(Entries taken from a collection)

══════════════════════════════

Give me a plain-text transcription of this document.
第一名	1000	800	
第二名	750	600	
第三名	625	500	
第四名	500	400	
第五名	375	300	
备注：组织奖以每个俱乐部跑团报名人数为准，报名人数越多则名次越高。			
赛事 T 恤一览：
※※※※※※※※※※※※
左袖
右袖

══════════════════════════════

Your task is to repeat the data exactly; please include every line.

ANSWER BELOW:
Give me a plain-text transcription of this document.
第一名	1000	800	
第二名	750	600	
第三名	625	500	
第四名	500	400	
第五名	375	300	
备注：组织奖以每个俱乐部跑团报名人数为准，报名人数越多则名次越高。			
赛事 T 恤一览：
※※※※※※※※※※※※
左袖
右袖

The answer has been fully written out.